>>>>

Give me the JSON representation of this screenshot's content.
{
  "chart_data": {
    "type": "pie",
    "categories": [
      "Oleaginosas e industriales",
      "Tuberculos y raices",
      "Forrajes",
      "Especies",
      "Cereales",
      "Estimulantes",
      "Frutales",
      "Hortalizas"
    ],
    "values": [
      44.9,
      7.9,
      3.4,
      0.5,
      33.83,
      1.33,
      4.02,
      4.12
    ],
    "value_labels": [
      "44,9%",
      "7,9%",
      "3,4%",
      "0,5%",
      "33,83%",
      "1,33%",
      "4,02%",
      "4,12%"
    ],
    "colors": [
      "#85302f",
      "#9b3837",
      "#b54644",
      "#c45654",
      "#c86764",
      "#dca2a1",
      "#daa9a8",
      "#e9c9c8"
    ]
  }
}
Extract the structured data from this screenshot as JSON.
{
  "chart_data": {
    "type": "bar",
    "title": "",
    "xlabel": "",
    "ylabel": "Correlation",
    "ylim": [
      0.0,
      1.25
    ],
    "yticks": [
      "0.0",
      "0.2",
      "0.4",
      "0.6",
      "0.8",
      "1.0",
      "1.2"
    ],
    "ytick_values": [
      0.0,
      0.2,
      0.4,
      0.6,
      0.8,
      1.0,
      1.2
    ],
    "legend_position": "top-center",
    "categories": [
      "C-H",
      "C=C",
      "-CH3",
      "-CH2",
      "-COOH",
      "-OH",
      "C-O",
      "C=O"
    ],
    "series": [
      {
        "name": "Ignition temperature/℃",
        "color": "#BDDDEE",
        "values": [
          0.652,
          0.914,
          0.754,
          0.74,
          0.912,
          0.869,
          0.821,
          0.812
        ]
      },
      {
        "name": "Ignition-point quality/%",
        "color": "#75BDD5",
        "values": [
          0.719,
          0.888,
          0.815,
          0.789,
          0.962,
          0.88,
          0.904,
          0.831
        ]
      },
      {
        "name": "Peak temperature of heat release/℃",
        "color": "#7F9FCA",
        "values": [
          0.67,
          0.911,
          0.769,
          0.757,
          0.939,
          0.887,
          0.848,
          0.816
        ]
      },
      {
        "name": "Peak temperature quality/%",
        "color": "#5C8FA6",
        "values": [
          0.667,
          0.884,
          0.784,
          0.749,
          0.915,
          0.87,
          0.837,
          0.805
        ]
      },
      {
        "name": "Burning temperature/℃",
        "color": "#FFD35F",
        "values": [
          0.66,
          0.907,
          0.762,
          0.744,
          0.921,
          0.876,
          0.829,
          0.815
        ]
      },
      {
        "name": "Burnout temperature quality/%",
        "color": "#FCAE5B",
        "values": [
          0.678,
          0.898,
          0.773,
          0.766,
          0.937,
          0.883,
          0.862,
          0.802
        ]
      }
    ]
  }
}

<<<<

Copy all the lines, exactly.

Give me the JSON representation of this screenshot's content.
{
  "chart_data": {
    "type": "pie",
    "categories": [
      "Oleaginosas e industriales",
      "Tuberculos y raices",
      "Forrajes",
      "Especies",
      "Cereales",
      "Estimulantes",
      "Frutales",
      "Hortalizas"
    ],
    "values": [
      44.9,
      7.9,
      3.4,
      0.5,
      33.83,
      1.33,
      4.02,
      4.12
    ],
    "value_labels": [
      "44,9%",
      "7,9%",
      "3,4%",
      "0,5%",
      "33,83%",
      "1,33%",
      "4,02%",
      "4,12%"
    ],
    "colors": [
      "#85302f",
      "#9b3837",
      "#b54644",
      "#c45654",
      "#c86764",
      "#dca2a1",
      "#daa9a8",
      "#e9c9c8"
    ]
  }
}
Extract the structured data from this screenshot as JSON.
{
  "chart_data": {
    "type": "bar",
    "title": "",
    "xlabel": "",
    "ylabel": "Correlation",
    "ylim": [
      0.0,
      1.25
    ],
    "yticks": [
      "0.0",
      "0.2",
      "0.4",
      "0.6",
      "0.8",
      "1.0",
      "1.2"
    ],
    "ytick_values": [
      0.0,
      0.2,
      0.4,
      0.6,
      0.8,
      1.0,
      1.2
    ],
    "legend_position": "top-center",
    "categories": [
      "C-H",
      "C=C",
      "-CH3",
      "-CH2",
      "-COOH",
      "-OH",
      "C-O",
      "C=O"
    ],
    "series": [
      {
        "name": "Ignition temperature/℃",
        "color": "#BDDDEE",
        "values": [
          0.652,
          0.914,
          0.754,
          0.74,
          0.912,
          0.869,
          0.821,
          0.812
        ]
      },
      {
        "name": "Ignition-point quality/%",
        "color": "#75BDD5",
        "values": [
          0.719,
          0.888,
          0.815,
          0.789,
          0.962,
          0.88,
          0.904,
          0.831
        ]
      },
      {
        "name": "Peak temperature of heat release/℃",
        "color": "#7F9FCA",
        "values": [
          0.67,
          0.911,
          0.769,
          0.757,
          0.939,
          0.887,
          0.848,
          0.816
        ]
      },
      {
        "name": "Peak temperature quality/%",
        "color": "#5C8FA6",
        "values": [
          0.667,
          0.884,
          0.784,
          0.749,
          0.915,
          0.87,
          0.837,
          0.805
        ]
      },
      {
        "name": "Burning temperature/℃",
        "color": "#FFD35F",
        "values": [
          0.66,
          0.907,
          0.762,
          0.744,
          0.921,
          0.876,
          0.829,
          0.815
        ]
      },
      {
        "name": "Burnout temperature quality/%",
        "color": "#FCAE5B",
        "values": [
          0.678,
          0.898,
          0.773,
          0.766,
          0.937,
          0.883,
          0.862,
          0.802
        ]
      }
    ]
  }
}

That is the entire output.